**Figure data in JSON**:
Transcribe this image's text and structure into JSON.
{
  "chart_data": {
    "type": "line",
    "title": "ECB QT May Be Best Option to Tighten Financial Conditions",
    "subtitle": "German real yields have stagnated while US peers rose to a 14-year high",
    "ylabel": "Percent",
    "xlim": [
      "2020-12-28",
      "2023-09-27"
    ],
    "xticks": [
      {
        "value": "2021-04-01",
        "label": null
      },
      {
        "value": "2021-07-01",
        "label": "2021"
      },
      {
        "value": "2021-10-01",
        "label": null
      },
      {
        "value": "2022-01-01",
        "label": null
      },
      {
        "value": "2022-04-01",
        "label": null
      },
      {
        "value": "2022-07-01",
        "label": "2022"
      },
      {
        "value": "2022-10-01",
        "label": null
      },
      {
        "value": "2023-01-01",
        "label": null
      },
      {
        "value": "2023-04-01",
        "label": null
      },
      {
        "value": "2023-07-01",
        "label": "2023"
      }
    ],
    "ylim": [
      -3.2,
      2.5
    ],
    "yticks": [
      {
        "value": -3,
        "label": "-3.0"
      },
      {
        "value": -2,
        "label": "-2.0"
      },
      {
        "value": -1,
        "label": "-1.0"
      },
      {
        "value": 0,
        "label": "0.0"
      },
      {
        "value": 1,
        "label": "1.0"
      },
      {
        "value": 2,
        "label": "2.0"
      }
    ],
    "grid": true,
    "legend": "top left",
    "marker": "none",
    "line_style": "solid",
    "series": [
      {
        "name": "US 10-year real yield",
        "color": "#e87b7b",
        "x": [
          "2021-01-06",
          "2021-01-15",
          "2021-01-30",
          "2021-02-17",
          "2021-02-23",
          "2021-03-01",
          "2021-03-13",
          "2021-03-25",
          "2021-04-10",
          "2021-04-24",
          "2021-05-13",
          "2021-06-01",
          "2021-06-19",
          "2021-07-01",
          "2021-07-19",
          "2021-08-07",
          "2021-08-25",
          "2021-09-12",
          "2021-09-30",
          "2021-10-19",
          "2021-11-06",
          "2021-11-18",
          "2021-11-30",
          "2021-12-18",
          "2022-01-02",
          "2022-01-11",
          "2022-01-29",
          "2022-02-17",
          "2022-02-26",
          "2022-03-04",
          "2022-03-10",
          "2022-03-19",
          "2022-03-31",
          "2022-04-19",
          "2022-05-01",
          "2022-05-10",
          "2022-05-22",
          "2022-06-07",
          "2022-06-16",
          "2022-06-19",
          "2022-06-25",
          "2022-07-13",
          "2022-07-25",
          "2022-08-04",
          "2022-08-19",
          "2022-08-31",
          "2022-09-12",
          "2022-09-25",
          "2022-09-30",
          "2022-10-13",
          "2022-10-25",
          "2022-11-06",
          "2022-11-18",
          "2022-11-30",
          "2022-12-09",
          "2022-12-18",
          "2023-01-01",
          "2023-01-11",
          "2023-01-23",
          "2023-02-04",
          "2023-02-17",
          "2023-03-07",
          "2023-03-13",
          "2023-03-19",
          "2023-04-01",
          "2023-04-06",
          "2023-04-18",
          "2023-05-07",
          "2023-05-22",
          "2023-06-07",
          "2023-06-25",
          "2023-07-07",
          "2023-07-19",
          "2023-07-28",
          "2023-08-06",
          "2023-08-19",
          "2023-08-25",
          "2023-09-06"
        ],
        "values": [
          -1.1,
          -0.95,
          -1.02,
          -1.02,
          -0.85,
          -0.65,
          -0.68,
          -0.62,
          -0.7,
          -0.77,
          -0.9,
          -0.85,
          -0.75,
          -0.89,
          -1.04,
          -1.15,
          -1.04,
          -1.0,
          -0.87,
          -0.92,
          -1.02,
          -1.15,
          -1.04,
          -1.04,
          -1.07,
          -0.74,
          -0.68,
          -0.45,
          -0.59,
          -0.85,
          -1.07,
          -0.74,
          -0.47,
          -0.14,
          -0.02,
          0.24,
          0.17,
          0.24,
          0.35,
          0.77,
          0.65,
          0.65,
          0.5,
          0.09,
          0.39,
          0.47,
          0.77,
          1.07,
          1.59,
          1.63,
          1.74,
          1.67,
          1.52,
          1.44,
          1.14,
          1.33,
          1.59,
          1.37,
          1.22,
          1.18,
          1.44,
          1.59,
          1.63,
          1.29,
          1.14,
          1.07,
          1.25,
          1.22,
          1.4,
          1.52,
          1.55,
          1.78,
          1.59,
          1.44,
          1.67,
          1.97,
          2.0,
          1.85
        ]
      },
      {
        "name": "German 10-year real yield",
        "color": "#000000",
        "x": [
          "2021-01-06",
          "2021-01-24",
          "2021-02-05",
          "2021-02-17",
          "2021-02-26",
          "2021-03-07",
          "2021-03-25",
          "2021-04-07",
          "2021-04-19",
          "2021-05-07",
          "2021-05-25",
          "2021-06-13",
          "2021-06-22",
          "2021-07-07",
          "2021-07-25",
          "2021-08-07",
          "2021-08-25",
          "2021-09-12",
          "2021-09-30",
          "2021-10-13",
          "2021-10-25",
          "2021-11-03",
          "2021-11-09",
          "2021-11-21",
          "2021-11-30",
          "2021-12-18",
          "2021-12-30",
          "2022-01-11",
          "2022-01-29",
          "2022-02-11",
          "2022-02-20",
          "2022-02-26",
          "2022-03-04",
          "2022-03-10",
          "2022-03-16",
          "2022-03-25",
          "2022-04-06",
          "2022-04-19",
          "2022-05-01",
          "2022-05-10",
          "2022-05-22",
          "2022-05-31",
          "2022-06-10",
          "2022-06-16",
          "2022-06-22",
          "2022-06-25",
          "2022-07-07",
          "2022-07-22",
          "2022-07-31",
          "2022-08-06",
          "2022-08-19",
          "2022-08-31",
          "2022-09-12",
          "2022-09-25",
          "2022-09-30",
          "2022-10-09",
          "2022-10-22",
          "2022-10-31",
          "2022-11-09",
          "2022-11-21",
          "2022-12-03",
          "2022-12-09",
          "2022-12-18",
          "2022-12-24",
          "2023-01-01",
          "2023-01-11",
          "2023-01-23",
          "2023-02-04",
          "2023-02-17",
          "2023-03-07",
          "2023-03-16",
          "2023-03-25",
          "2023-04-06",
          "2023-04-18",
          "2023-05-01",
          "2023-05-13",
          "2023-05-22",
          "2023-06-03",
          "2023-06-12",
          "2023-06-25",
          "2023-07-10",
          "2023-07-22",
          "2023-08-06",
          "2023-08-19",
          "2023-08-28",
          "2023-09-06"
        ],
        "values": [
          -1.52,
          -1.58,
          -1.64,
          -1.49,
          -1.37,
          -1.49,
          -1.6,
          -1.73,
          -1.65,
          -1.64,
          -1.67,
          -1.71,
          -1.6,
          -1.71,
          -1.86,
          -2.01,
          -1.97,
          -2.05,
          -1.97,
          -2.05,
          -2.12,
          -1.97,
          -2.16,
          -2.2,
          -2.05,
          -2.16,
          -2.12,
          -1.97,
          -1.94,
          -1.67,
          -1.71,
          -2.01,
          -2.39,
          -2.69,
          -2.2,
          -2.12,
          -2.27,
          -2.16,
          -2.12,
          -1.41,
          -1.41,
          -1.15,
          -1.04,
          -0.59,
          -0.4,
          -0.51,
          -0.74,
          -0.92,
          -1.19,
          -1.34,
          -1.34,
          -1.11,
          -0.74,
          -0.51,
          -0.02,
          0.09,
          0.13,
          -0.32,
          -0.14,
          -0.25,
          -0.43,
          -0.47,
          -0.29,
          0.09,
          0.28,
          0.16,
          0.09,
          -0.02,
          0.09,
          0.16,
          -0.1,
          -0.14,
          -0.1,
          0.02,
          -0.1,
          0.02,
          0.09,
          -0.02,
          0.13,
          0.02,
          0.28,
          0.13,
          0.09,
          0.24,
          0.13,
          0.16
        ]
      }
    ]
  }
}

**PROBLEM TO SOLVE**:
The records above need to be transcribed in full. Keep every character unchanged.

**THE SOLUTION**:
Transcribe this image's text and structure into JSON.
{
  "chart_data": {
    "type": "line",
    "title": "ECB QT May Be Best Option to Tighten Financial Conditions",
    "subtitle": "German real yields have stagnated while US peers rose to a 14-year high",
    "ylabel": "Percent",
    "xlim": [
      "2020-12-28",
      "2023-09-27"
    ],
    "xticks": [
      {
        "value": "2021-04-01",
        "label": null
      },
      {
        "value": "2021-07-01",
        "label": "2021"
      },
      {
        "value": "2021-10-01",
        "label": null
      },
      {
        "value": "2022-01-01",
        "label": null
      },
      {
        "value": "2022-04-01",
        "label": null
      },
      {
        "value": "2022-07-01",
        "label": "2022"
      },
      {
        "value": "2022-10-01",
        "label": null
      },
      {
        "value": "2023-01-01",
        "label": null
      },
      {
        "value": "2023-04-01",
        "label": null
      },
      {
        "value": "2023-07-01",
        "label": "2023"
      }
    ],
    "ylim": [
      -3.2,
      2.5
    ],
    "yticks": [
      {
        "value": -3,
        "label": "-3.0"
      },
      {
        "value": -2,
        "label": "-2.0"
      },
      {
        "value": -1,
        "label": "-1.0"
      },
      {
        "value": 0,
        "label": "0.0"
      },
      {
        "value": 1,
        "label": "1.0"
      },
      {
        "value": 2,
        "label": "2.0"
      }
    ],
    "grid": true,
    "legend": "top left",
    "marker": "none",
    "line_style": "solid",
    "series": [
      {
        "name": "US 10-year real yield",
        "color": "#e87b7b",
        "x": [
          "2021-01-06",
          "2021-01-15",
          "2021-01-30",
          "2021-02-17",
          "2021-02-23",
          "2021-03-01",
          "2021-03-13",
          "2021-03-25",
          "2021-04-10",
          "2021-04-24",
          "2021-05-13",
          "2021-06-01",
          "2021-06-19",
          "2021-07-01",
          "2021-07-19",
          "2021-08-07",
          "2021-08-25",
          "2021-09-12",
          "2021-09-30",
          "2021-10-19",
          "2021-11-06",
          "2021-11-18",
          "2021-11-30",
          "2021-12-18",
          "2022-01-02",
          "2022-01-11",
          "2022-01-29",
          "2022-02-17",
          "2022-02-26",
          "2022-03-04",
          "2022-03-10",
          "2022-03-19",
          "2022-03-31",
          "2022-04-19",
          "2022-05-01",
          "2022-05-10",
          "2022-05-22",
          "2022-06-07",
          "2022-06-16",
          "2022-06-19",
          "2022-06-25",
          "2022-07-13",
          "2022-07-25",
          "2022-08-04",
          "2022-08-19",
          "2022-08-31",
          "2022-09-12",
          "2022-09-25",
          "2022-09-30",
          "2022-10-13",
          "2022-10-25",
          "2022-11-06",
          "2022-11-18",
          "2022-11-30",
          "2022-12-09",
          "2022-12-18",
          "2023-01-01",
          "2023-01-11",
          "2023-01-23",
          "2023-02-04",
          "2023-02-17",
          "2023-03-07",
          "2023-03-13",
          "2023-03-19",
          "2023-04-01",
          "2023-04-06",
          "2023-04-18",
          "2023-05-07",
          "2023-05-22",
          "2023-06-07",
          "2023-06-25",
          "2023-07-07",
          "2023-07-19",
          "2023-07-28",
          "2023-08-06",
          "2023-08-19",
          "2023-08-25",
          "2023-09-06"
        ],
        "values": [
          -1.1,
          -0.95,
          -1.02,
          -1.02,
          -0.85,
          -0.65,
          -0.68,
          -0.62,
          -0.7,
          -0.77,
          -0.9,
          -0.85,
          -0.75,
          -0.89,
          -1.04,
          -1.15,
          -1.04,
          -1.0,
          -0.87,
          -0.92,
          -1.02,
          -1.15,
          -1.04,
          -1.04,
          -1.07,
          -0.74,
          -0.68,
          -0.45,
          -0.59,
          -0.85,
          -1.07,
          -0.74,
          -0.47,
          -0.14,
          -0.02,
          0.24,
          0.17,
          0.24,
          0.35,
          0.77,
          0.65,
          0.65,
          0.5,
          0.09,
          0.39,
          0.47,
          0.77,
          1.07,
          1.59,
          1.63,
          1.74,
          1.67,
          1.52,
          1.44,
          1.14,
          1.33,
          1.59,
          1.37,
          1.22,
          1.18,
          1.44,
          1.59,
          1.63,
          1.29,
          1.14,
          1.07,
          1.25,
          1.22,
          1.4,
          1.52,
          1.55,
          1.78,
          1.59,
          1.44,
          1.67,
          1.97,
          2.0,
          1.85
        ]
      },
      {
        "name": "German 10-year real yield",
        "color": "#000000",
        "x": [
          "2021-01-06",
          "2021-01-24",
          "2021-02-05",
          "2021-02-17",
          "2021-02-26",
          "2021-03-07",
          "2021-03-25",
          "2021-04-07",
          "2021-04-19",
          "2021-05-07",
          "2021-05-25",
          "2021-06-13",
          "2021-06-22",
          "2021-07-07",
          "2021-07-25",
          "2021-08-07",
          "2021-08-25",
          "2021-09-12",
          "2021-09-30",
          "2021-10-13",
          "2021-10-25",
          "2021-11-03",
          "2021-11-09",
          "2021-11-21",
          "2021-11-30",
          "2021-12-18",
          "2021-12-30",
          "2022-01-11",
          "2022-01-29",
          "2022-02-11",
          "2022-02-20",
          "2022-02-26",
          "2022-03-04",
          "2022-03-10",
          "2022-03-16",
          "2022-03-25",
          "2022-04-06",
          "2022-04-19",
          "2022-05-01",
          "2022-05-10",
          "2022-05-22",
          "2022-05-31",
          "2022-06-10",
          "2022-06-16",
          "2022-06-22",
          "2022-06-25",
          "2022-07-07",
          "2022-07-22",
          "2022-07-31",
          "2022-08-06",
          "2022-08-19",
          "2022-08-31",
          "2022-09-12",
          "2022-09-25",
          "2022-09-30",
          "2022-10-09",
          "2022-10-22",
          "2022-10-31",
          "2022-11-09",
          "2022-11-21",
          "2022-12-03",
          "2022-12-09",
          "2022-12-18",
          "2022-12-24",
          "2023-01-01",
          "2023-01-11",
          "2023-01-23",
          "2023-02-04",
          "2023-02-17",
          "2023-03-07",
          "2023-03-16",
          "2023-03-25",
          "2023-04-06",
          "2023-04-18",
          "2023-05-01",
          "2023-05-13",
          "2023-05-22",
          "2023-06-03",
          "2023-06-12",
          "2023-06-25",
          "2023-07-10",
          "2023-07-22",
          "2023-08-06",
          "2023-08-19",
          "2023-08-28",
          "2023-09-06"
        ],
        "values": [
          -1.52,
          -1.58,
          -1.64,
          -1.49,
          -1.37,
          -1.49,
          -1.6,
          -1.73,
          -1.65,
          -1.64,
          -1.67,
          -1.71,
          -1.6,
          -1.71,
          -1.86,
          -2.01,
          -1.97,
          -2.05,
          -1.97,
          -2.05,
          -2.12,
          -1.97,
          -2.16,
          -2.2,
          -2.05,
          -2.16,
          -2.12,
          -1.97,
          -1.94,
          -1.67,
          -1.71,
          -2.01,
          -2.39,
          -2.69,
          -2.2,
          -2.12,
          -2.27,
          -2.16,
          -2.12,
          -1.41,
          -1.41,
          -1.15,
          -1.04,
          -0.59,
          -0.4,
          -0.51,
          -0.74,
          -0.92,
          -1.19,
          -1.34,
          -1.34,
          -1.11,
          -0.74,
          -0.51,
          -0.02,
          0.09,
          0.13,
          -0.32,
          -0.14,
          -0.25,
          -0.43,
          -0.47,
          -0.29,
          0.09,
          0.28,
          0.16,
          0.09,
          -0.02,
          0.09,
          0.16,
          -0.1,
          -0.14,
          -0.1,
          0.02,
          -0.1,
          0.02,
          0.09,
          -0.02,
          0.13,
          0.02,
          0.28,
          0.13,
          0.09,
          0.24,
          0.13,
          0.16
        ]
      }
    ]
  }
}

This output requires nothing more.